>> Begin Given passage

Therefore, not only objective factors (geography, history, etc.) but also our subjective perception is important in determining whether a given area can be addressed as a region. One could argue that if enough people regard that area as a region, then it becomes a region by virtue of the attention paid to it as such. In the case of the Mediterranean it is by no means certain whether enough people would accredit it with regionality in contemporary political terms.
[p.269] On the other hand, the Mediterranean was conceded with such a regionality in the years that Braudel prepared himself to embark on his monumental project, which he began writing in 1940. Nor was he the only author, though certainly the most outstanding (and probably the least politically motivated) addressing the Mediterranean as a single unit then. An unprecedented quantity of books were in fact published in the inter-war period with the word "Mediterranean" or a synonym written in the title. Such focus on the Mediterranean reflected the spirit of the times, as the Mediterranean idea acquired a new lease of life, unhappily, with the institution of Italy's mare nostrum policy. The attention of contemporary observers and historians was drawn to the area in question when, for the first time in centuries, a riparian state which pretended to have, and sometimes was credited with having, great-power status made the conquest of the Mediterranean the main thrust of its policy. The threat thus created to the status quo on Europe's southern flank (actually a regional definition that acquired convertibility after the Second World War) represented another front in the assault against international stability. As contemporaries watched with apprehension, expectation, or curiosity, the Mediterranean turning into an international flashpoint, the area acquired in their perception the properties of a region, and therefore worth writing about as such.
What, then, of the Mediterranean's regionality when that phase of history was over? After the war, which itself made of the Mediterranean a specific area of operations, the Mediterranean experienced with the rest of the world - often earlier and more explicitly - the far reaching effects of the war's outcome and aftermath: the pressures of superpower competition, the decline and fall of old empires, decolonization and new forms of imperialism, the quest for nonalignment, and so on. (Some of these features, such as the declaration of the Cold War, in the form of the Truman Doctrine, or the origins of nonalignment, actually made their debut in the Mediterranean). But at the same time, [p.270] as the political map of the world was transformed - as the European powers ceased to lead the world; as the number of sovereign independent states in the world greatly increased; as the tendency of states to coalesce in Communities, Leagues, Associations, Movements, etc. in an increasingly bipolar world in-creased - new regionalities appeared that tended to fragment the regionality of the Mediterranean, such as there was. Of specific concern to the Mediterranean were the movements and associations on its periphery: Western European integration; Communist European integration; and Pan-arabism.

>> End Given passage

Jobs:
**A.** Summarize the passage on Mediterranean regionality in two sentences.
**B.** According to the passage on Mediterranean regionality, which movements and associations on the Mediterranean's periphery were of specific concern to it? List all of them.
**C.** Answer these from the passage on Mediterranean regionality:
(i) In what year did Braudel begin writing his monumental project?
(ii) Which country instituted the mare nostrum policy?
(iii) In what form was the Cold War declared?

>> Begin Excerpted data

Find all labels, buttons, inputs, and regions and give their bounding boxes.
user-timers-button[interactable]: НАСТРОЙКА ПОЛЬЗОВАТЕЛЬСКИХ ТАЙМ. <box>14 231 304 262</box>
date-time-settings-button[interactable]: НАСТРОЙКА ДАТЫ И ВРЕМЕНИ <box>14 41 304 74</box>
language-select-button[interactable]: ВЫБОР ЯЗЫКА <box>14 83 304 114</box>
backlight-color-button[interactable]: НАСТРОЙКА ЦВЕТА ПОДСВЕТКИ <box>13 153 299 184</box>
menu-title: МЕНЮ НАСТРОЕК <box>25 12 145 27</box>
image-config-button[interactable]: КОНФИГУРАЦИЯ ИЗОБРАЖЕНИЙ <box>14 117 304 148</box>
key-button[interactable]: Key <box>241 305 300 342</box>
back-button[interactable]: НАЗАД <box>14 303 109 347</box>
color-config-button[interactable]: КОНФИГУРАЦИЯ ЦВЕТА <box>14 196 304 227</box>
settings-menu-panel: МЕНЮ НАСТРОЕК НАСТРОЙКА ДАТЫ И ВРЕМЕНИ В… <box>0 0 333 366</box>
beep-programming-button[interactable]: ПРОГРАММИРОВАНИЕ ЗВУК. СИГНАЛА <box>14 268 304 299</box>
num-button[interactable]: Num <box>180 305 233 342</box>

>> End Excerpted data

Complete answers:
**A.** Whether an area counts as a region depends on subjective perception as well as objective factors, and the Mediterranean was widely treated as one in the inter-war years, when Italy's mare nostrum policy turned it into an international flashpoint. After the Second World War, the Mediterranean felt the broad effects of the war's outcome, but new regionalities such as Western European integration, Communist European integration, and Pan-arabism tended to fragment its regionality.

**B.**
Western European integration
Communist European integration
Pan-arabism

**C.**
(i) 1940
(ii) Italy
(iii) The Truman Doctrine